Leaving out the pictures, please retype each record exactly.

····················

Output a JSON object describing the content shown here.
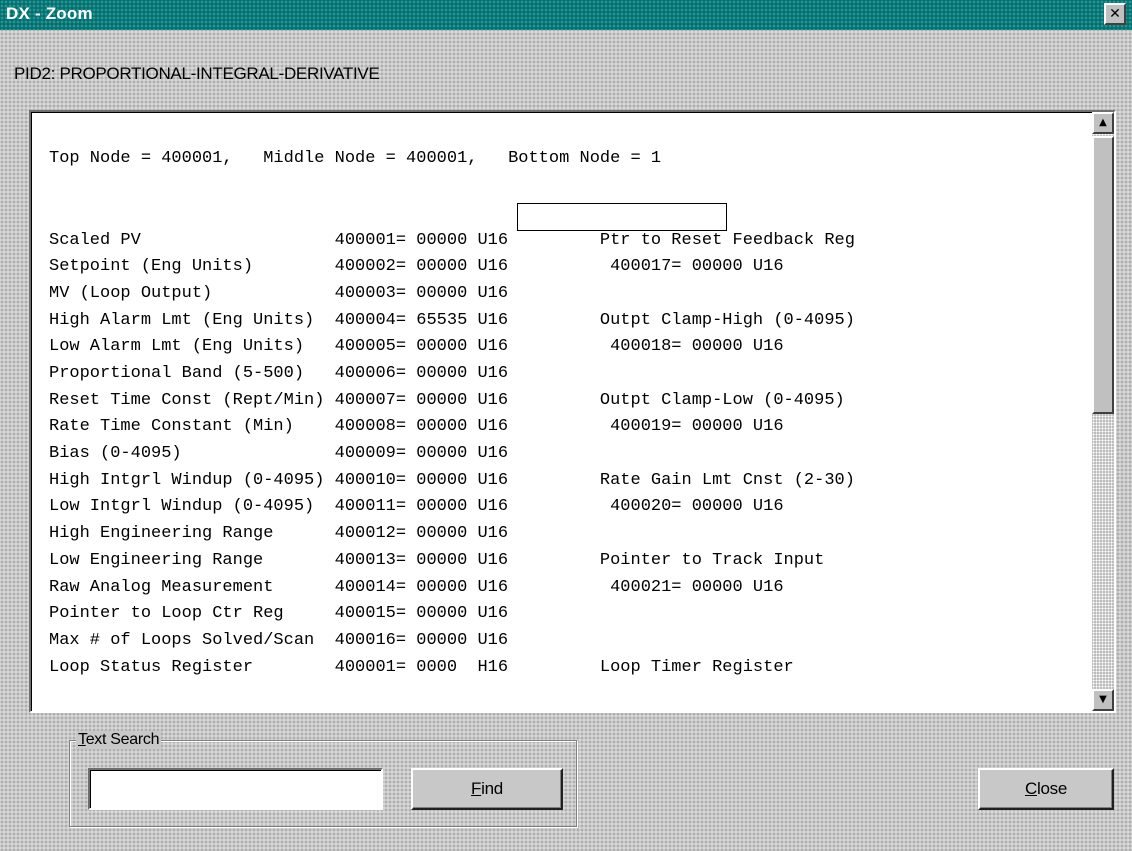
{
  "window": {
    "title": "DX - Zoom",
    "close_glyph": "✕"
  },
  "subtitle": "PID2: PROPORTIONAL-INTEGRAL-DERIVATIVE",
  "display": {
    "lines": [
      "Top Node = 400001,   Middle Node = 400001,   Bottom Node = 1",
      "",
      "Scaled PV                   400001= 00000 U16         Ptr to Reset Feedback Reg",
      "Setpoint (Eng Units)        400002= 00000 U16          400017= 00000 U16",
      "MV (Loop Output)            400003= 00000 U16",
      "High Alarm Lmt (Eng Units)  400004= 65535 U16         Outpt Clamp-High (0-4095)",
      "Low Alarm Lmt (Eng Units)   400005= 00000 U16          400018= 00000 U16",
      "Proportional Band (5-500)   400006= 00000 U16",
      "Reset Time Const (Rept/Min) 400007= 00000 U16         Outpt Clamp-Low (0-4095)",
      "Rate Time Constant (Min)    400008= 00000 U16          400019= 00000 U16",
      "Bias (0-4095)               400009= 00000 U16",
      "High Intgrl Windup (0-4095) 400010= 00000 U16         Rate Gain Lmt Cnst (2-30)",
      "Low Intgrl Windup (0-4095)  400011= 00000 U16          400020= 00000 U16",
      "High Engineering Range      400012= 00000 U16",
      "Low Engineering Range       400013= 00000 U16         Pointer to Track Input",
      "Raw Analog Measurement      400014= 00000 U16          400021= 00000 U16",
      "Pointer to Loop Ctr Reg     400015= 00000 U16",
      "Max # of Loops Solved/Scan  400016= 00000 U16",
      "Loop Status Register        400001= 0000  H16         Loop Timer Register"
    ],
    "scroll_up_glyph": "▲",
    "scroll_down_glyph": "▼"
  },
  "search": {
    "group_label_accel": "T",
    "group_label_rest": "ext Search",
    "value": "",
    "find_accel": "F",
    "find_rest": "ind"
  },
  "close_button": {
    "accel": "C",
    "rest": "lose"
  }
}
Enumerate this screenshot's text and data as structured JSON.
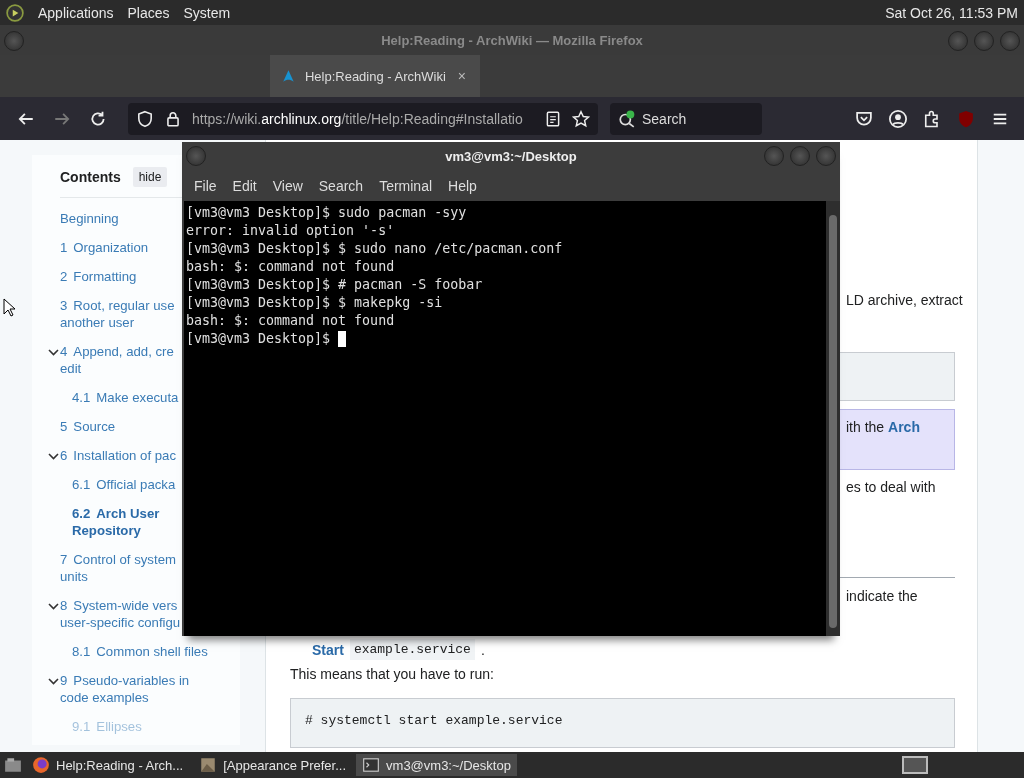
{
  "top_panel": {
    "menus": [
      "Applications",
      "Places",
      "System"
    ],
    "clock": "Sat Oct 26, 11:53 PM"
  },
  "browser": {
    "title": "Help:Reading - ArchWiki — Mozilla Firefox",
    "tabs": [
      {
        "label": "Help:Reading - ArchWiki",
        "close": "×",
        "selected": true
      }
    ],
    "url": {
      "prefix": "https://wiki.",
      "domain": "archlinux.org",
      "path": "/title/Help:Reading#Installatio"
    },
    "search": {
      "placeholder": "Search"
    },
    "toc": {
      "title": "Contents",
      "hide": "hide",
      "items": [
        {
          "lines": [
            "Beginning"
          ],
          "selected": false
        },
        {
          "number": "1",
          "lines": [
            "Organization"
          ],
          "selected": false
        },
        {
          "number": "2",
          "lines": [
            "Formatting"
          ],
          "selected": false
        },
        {
          "number": "3",
          "lines": [
            "Root, regular use",
            "another user"
          ],
          "selected": false
        },
        {
          "number": "4",
          "lines": [
            "Append, add, cre",
            "edit"
          ],
          "selected": false,
          "expanded": true,
          "children": [
            {
              "number": "4.1",
              "lines": [
                "Make executa"
              ],
              "selected": false
            }
          ]
        },
        {
          "number": "5",
          "lines": [
            "Source"
          ],
          "selected": false
        },
        {
          "number": "6",
          "lines": [
            "Installation of pac"
          ],
          "selected": false,
          "expanded": true,
          "children": [
            {
              "number": "6.1",
              "lines": [
                "Official packa"
              ],
              "selected": false
            },
            {
              "number": "6.2",
              "lines": [
                "Arch User",
                "Repository"
              ],
              "selected": true
            }
          ]
        },
        {
          "number": "7",
          "lines": [
            "Control of system",
            "units"
          ],
          "selected": false
        },
        {
          "number": "8",
          "lines": [
            "System-wide vers",
            "user-specific configu"
          ],
          "selected": false,
          "expanded": true,
          "children": [
            {
              "number": "8.1",
              "lines": [
                "Common shell files"
              ],
              "selected": false
            }
          ]
        },
        {
          "number": "9",
          "lines": [
            "Pseudo-variables in",
            "code examples"
          ],
          "selected": false,
          "expanded": true,
          "children": [
            {
              "number": "9.1",
              "lines": [
                "Ellipses"
              ],
              "selected": false
            }
          ]
        }
      ]
    },
    "article": {
      "fragment_1": "LD archive, extract",
      "note_text": "ith the",
      "note_link": "Arch",
      "fragment_2": "es to deal with",
      "fragment_3": "indicate the",
      "start_link": "Start",
      "start_code": "example.service",
      "start_end": ".",
      "paragraph": "This means that you have to run:",
      "code": "# systemctl start example.service"
    }
  },
  "terminal": {
    "title": "vm3@vm3:~/Desktop",
    "menus": [
      "File",
      "Edit",
      "View",
      "Search",
      "Terminal",
      "Help"
    ],
    "lines": [
      "[vm3@vm3 Desktop]$ sudo pacman -syy",
      "error: invalid option '-s'",
      "[vm3@vm3 Desktop]$ $ sudo nano /etc/pacman.conf",
      "bash: $: command not found",
      "[vm3@vm3 Desktop]$ # pacman -S foobar",
      "[vm3@vm3 Desktop]$ $ makepkg -si",
      "bash: $: command not found",
      "[vm3@vm3 Desktop]$ "
    ]
  },
  "taskbar": {
    "items": [
      {
        "kind": "firefox",
        "label": "Help:Reading - Arch...",
        "selected": false
      },
      {
        "kind": "prefs",
        "label": "[Appearance Prefer...",
        "selected": false
      },
      {
        "kind": "terminal",
        "label": "vm3@vm3:~/Desktop",
        "selected": true
      }
    ]
  }
}
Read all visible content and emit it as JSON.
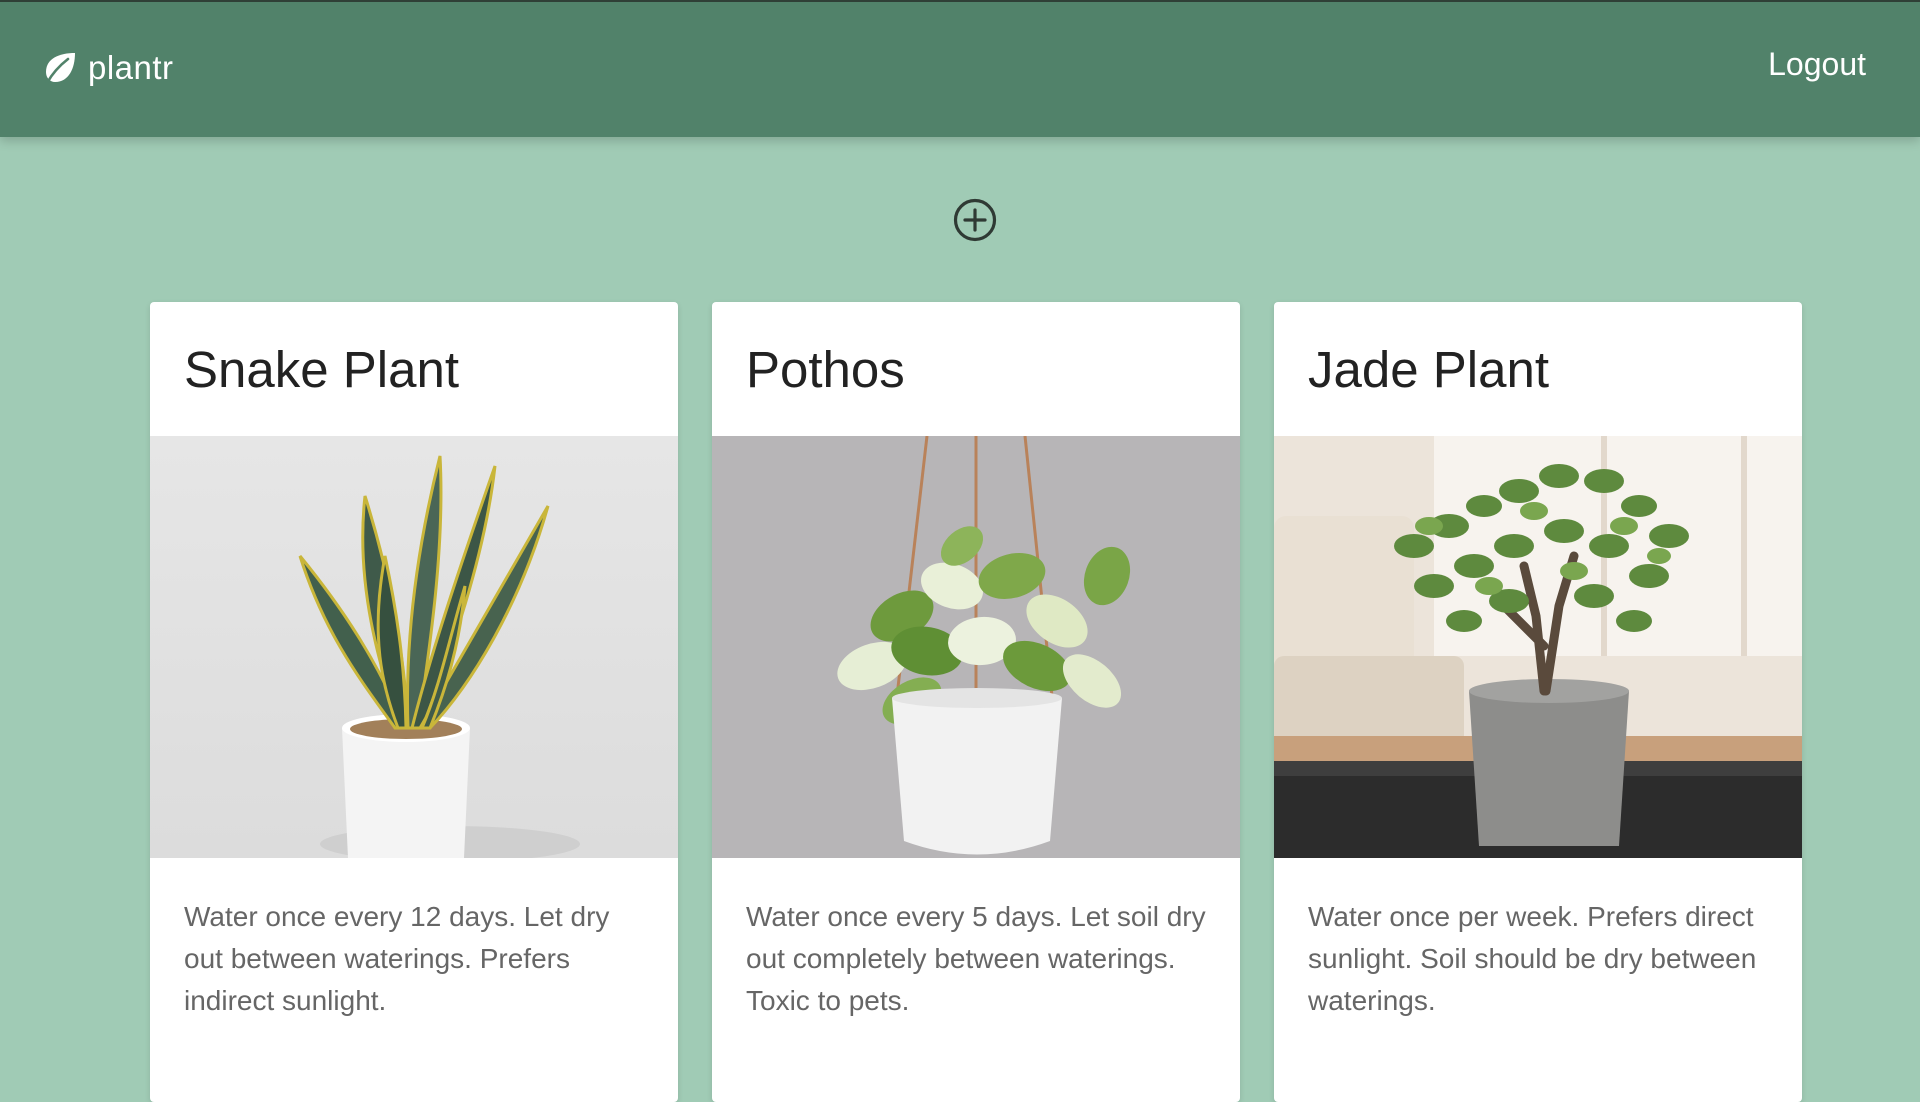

····················

**FULL OUTPUT**.
Output a JSON object describing the content shown here.
{
  "window": {
    "title": "DX - Zoom",
    "close_glyph": "✕"
  },
  "subtitle": "PID2: PROPORTIONAL-INTEGRAL-DERIVATIVE",
  "display": {
    "lines": [
      "Top Node = 400001,   Middle Node = 400001,   Bottom Node = 1",
      "",
      "Scaled PV                   400001= 00000 U16         Ptr to Reset Feedback Reg",
      "Setpoint (Eng Units)        400002= 00000 U16          400017= 00000 U16",
      "MV (Loop Output)            400003= 00000 U16",
      "High Alarm Lmt (Eng Units)  400004= 65535 U16         Outpt Clamp-High (0-4095)",
      "Low Alarm Lmt (Eng Units)   400005= 00000 U16          400018= 00000 U16",
      "Proportional Band (5-500)   400006= 00000 U16",
      "Reset Time Const (Rept/Min) 400007= 00000 U16         Outpt Clamp-Low (0-4095)",
      "Rate Time Constant (Min)    400008= 00000 U16          400019= 00000 U16",
      "Bias (0-4095)               400009= 00000 U16",
      "High Intgrl Windup (0-4095) 400010= 00000 U16         Rate Gain Lmt Cnst (2-30)",
      "Low Intgrl Windup (0-4095)  400011= 00000 U16          400020= 00000 U16",
      "High Engineering Range      400012= 00000 U16",
      "Low Engineering Range       400013= 00000 U16         Pointer to Track Input",
      "Raw Analog Measurement      400014= 00000 U16          400021= 00000 U16",
      "Pointer to Loop Ctr Reg     400015= 00000 U16",
      "Max # of Loops Solved/Scan  400016= 00000 U16",
      "Loop Status Register        400001= 0000  H16         Loop Timer Register"
    ],
    "scroll_up_glyph": "▲",
    "scroll_down_glyph": "▼"
  },
  "search": {
    "group_label_accel": "T",
    "group_label_rest": "ext Search",
    "value": "",
    "find_accel": "F",
    "find_rest": "ind"
  },
  "close_button": {
    "accel": "C",
    "rest": "lose"
  }
}
Enumerate this screenshot's text and data as structured JSON.
{
  "top_panel": {
    "menus": [
      "Applications",
      "Places",
      "System"
    ],
    "clock": "Sat Oct 26, 11:53 PM"
  },
  "browser": {
    "title": "Help:Reading - ArchWiki — Mozilla Firefox",
    "tabs": [
      {
        "label": "Help:Reading - ArchWiki",
        "close": "×",
        "selected": true
      }
    ],
    "url": {
      "prefix": "https://wiki.",
      "domain": "archlinux.org",
      "path": "/title/Help:Reading#Installatio"
    },
    "search": {
      "placeholder": "Search"
    },
    "toc": {
      "title": "Contents",
      "hide": "hide",
      "items": [
        {
          "lines": [
            "Beginning"
          ],
          "selected": false
        },
        {
          "number": "1",
          "lines": [
            "Organization"
          ],
          "selected": false
        },
        {
          "number": "2",
          "lines": [
            "Formatting"
          ],
          "selected": false
        },
        {
          "number": "3",
          "lines": [
            "Root, regular use",
            "another user"
          ],
          "selected": false
        },
        {
          "number": "4",
          "lines": [
            "Append, add, cre",
            "edit"
          ],
          "selected": false,
          "expanded": true,
          "children": [
            {
              "number": "4.1",
              "lines": [
                "Make executa"
              ],
              "selected": false
            }
          ]
        },
        {
          "number": "5",
          "lines": [
            "Source"
          ],
          "selected": false
        },
        {
          "number": "6",
          "lines": [
            "Installation of pac"
          ],
          "selected": false,
          "expanded": true,
          "children": [
            {
              "number": "6.1",
              "lines": [
                "Official packa"
              ],
              "selected": false
            },
            {
              "number": "6.2",
              "lines": [
                "Arch User",
                "Repository"
              ],
              "selected": true
            }
          ]
        },
        {
          "number": "7",
          "lines": [
            "Control of system",
            "units"
          ],
          "selected": false
        },
        {
          "number": "8",
          "lines": [
            "System-wide vers",
            "user-specific configu"
          ],
          "selected": false,
          "expanded": true,
          "children": [
            {
              "number": "8.1",
              "lines": [
                "Common shell files"
              ],
              "selected": false
            }
          ]
        },
        {
          "number": "9",
          "lines": [
            "Pseudo-variables in",
            "code examples"
          ],
          "selected": false,
          "expanded": true,
          "children": [
            {
              "number": "9.1",
              "lines": [
                "Ellipses"
              ],
              "selected": false
            }
          ]
        }
      ]
    },
    "article": {
      "fragment_1": "LD archive, extract",
      "note_text": "ith the",
      "note_link": "Arch",
      "fragment_2": "es to deal with",
      "fragment_3": "indicate the",
      "start_link": "Start",
      "start_code": "example.service",
      "start_end": ".",
      "paragraph": "This means that you have to run:",
      "code": "# systemctl start example.service"
    }
  },
  "terminal": {
    "title": "vm3@vm3:~/Desktop",
    "menus": [
      "File",
      "Edit",
      "View",
      "Search",
      "Terminal",
      "Help"
    ],
    "lines": [
      "[vm3@vm3 Desktop]$ sudo pacman -syy",
      "error: invalid option '-s'",
      "[vm3@vm3 Desktop]$ $ sudo nano /etc/pacman.conf",
      "bash: $: command not found",
      "[vm3@vm3 Desktop]$ # pacman -S foobar",
      "[vm3@vm3 Desktop]$ $ makepkg -si",
      "bash: $: command not found",
      "[vm3@vm3 Desktop]$ "
    ]
  },
  "taskbar": {
    "items": [
      {
        "kind": "firefox",
        "label": "Help:Reading - Arch...",
        "selected": false
      },
      {
        "kind": "prefs",
        "label": "[Appearance Prefer...",
        "selected": false
      },
      {
        "kind": "terminal",
        "label": "vm3@vm3:~/Desktop",
        "selected": true
      }
    ]
  }
}
Read all visible content and emit it as JSON.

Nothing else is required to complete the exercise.